_Task instructions_
Omit the images. Copy each entry word for word.

_Records for the task_
-=-=-
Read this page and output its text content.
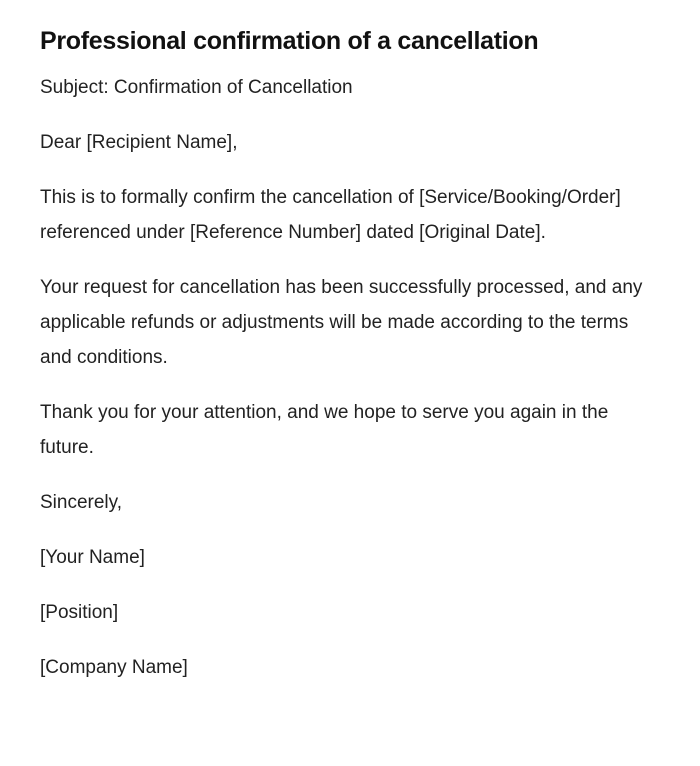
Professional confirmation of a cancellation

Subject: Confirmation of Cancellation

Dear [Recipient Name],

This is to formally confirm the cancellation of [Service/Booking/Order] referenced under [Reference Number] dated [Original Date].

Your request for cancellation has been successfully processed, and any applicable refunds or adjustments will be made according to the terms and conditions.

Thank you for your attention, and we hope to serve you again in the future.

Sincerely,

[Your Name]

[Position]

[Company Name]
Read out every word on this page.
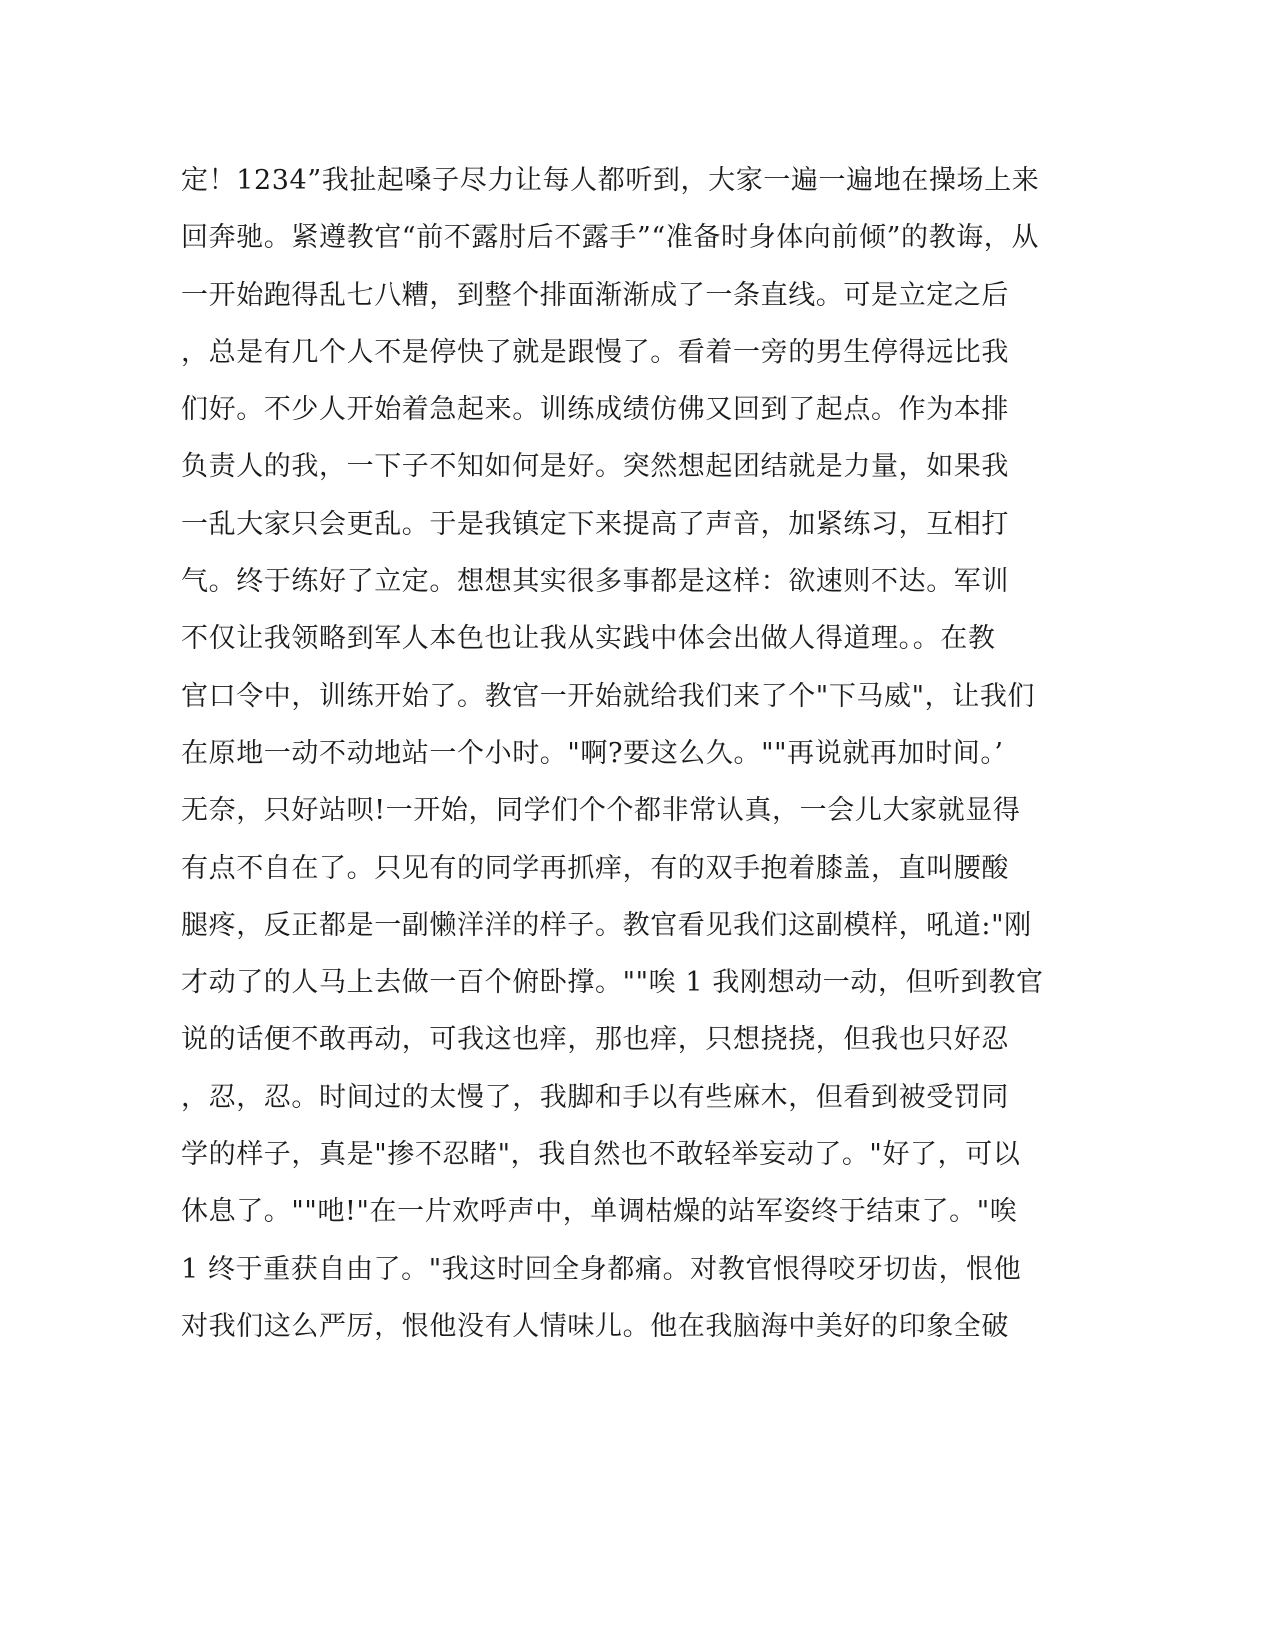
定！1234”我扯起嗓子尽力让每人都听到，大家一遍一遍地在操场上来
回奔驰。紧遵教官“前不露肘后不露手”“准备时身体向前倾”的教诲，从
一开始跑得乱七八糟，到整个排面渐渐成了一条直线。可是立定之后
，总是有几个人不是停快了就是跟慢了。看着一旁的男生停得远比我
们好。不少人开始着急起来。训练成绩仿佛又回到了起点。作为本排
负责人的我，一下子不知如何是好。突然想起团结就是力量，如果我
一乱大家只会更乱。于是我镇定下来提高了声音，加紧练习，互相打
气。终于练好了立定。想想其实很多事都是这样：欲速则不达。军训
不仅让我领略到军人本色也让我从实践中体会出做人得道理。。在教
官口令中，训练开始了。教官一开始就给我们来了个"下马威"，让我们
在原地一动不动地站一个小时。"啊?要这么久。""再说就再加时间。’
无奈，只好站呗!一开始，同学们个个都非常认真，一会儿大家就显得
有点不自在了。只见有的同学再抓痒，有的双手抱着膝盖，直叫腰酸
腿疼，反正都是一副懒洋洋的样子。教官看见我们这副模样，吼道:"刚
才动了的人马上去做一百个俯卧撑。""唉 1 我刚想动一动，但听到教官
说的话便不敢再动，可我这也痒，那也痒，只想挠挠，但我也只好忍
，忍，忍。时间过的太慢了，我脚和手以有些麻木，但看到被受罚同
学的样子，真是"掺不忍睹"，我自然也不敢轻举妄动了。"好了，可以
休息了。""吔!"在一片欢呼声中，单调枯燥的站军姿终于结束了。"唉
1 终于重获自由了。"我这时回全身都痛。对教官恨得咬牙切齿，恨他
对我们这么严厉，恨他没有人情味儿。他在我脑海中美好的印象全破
-=-=-
_Finished task_
Read this page and output its text content.
Professional confirmation of a cancellation

Subject: Confirmation of Cancellation

Dear [Recipient Name],

This is to formally confirm the cancellation of [Service/Booking/Order] referenced under [Reference Number] dated [Original Date].

Your request for cancellation has been successfully processed, and any applicable refunds or adjustments will be made according to the terms and conditions.

Thank you for your attention, and we hope to serve you again in the future.

Sincerely,

[Your Name]

[Position]

[Company Name]
Read out every word on this page.
定！1234”我扯起嗓子尽力让每人都听到，大家一遍一遍地在操场上来
回奔驰。紧遵教官“前不露肘后不露手”“准备时身体向前倾”的教诲，从
一开始跑得乱七八糟，到整个排面渐渐成了一条直线。可是立定之后
，总是有几个人不是停快了就是跟慢了。看着一旁的男生停得远比我
们好。不少人开始着急起来。训练成绩仿佛又回到了起点。作为本排
负责人的我，一下子不知如何是好。突然想起团结就是力量，如果我
一乱大家只会更乱。于是我镇定下来提高了声音，加紧练习，互相打
气。终于练好了立定。想想其实很多事都是这样：欲速则不达。军训
不仅让我领略到军人本色也让我从实践中体会出做人得道理。。在教
官口令中，训练开始了。教官一开始就给我们来了个"下马威"，让我们
在原地一动不动地站一个小时。"啊?要这么久。""再说就再加时间。’
无奈，只好站呗!一开始，同学们个个都非常认真，一会儿大家就显得
有点不自在了。只见有的同学再抓痒，有的双手抱着膝盖，直叫腰酸
腿疼，反正都是一副懒洋洋的样子。教官看见我们这副模样，吼道:"刚
才动了的人马上去做一百个俯卧撑。""唉 1 我刚想动一动，但听到教官
说的话便不敢再动，可我这也痒，那也痒，只想挠挠，但我也只好忍
，忍，忍。时间过的太慢了，我脚和手以有些麻木，但看到被受罚同
学的样子，真是"掺不忍睹"，我自然也不敢轻举妄动了。"好了，可以
休息了。""吔!"在一片欢呼声中，单调枯燥的站军姿终于结束了。"唉
1 终于重获自由了。"我这时回全身都痛。对教官恨得咬牙切齿，恨他
对我们这么严厉，恨他没有人情味儿。他在我脑海中美好的印象全破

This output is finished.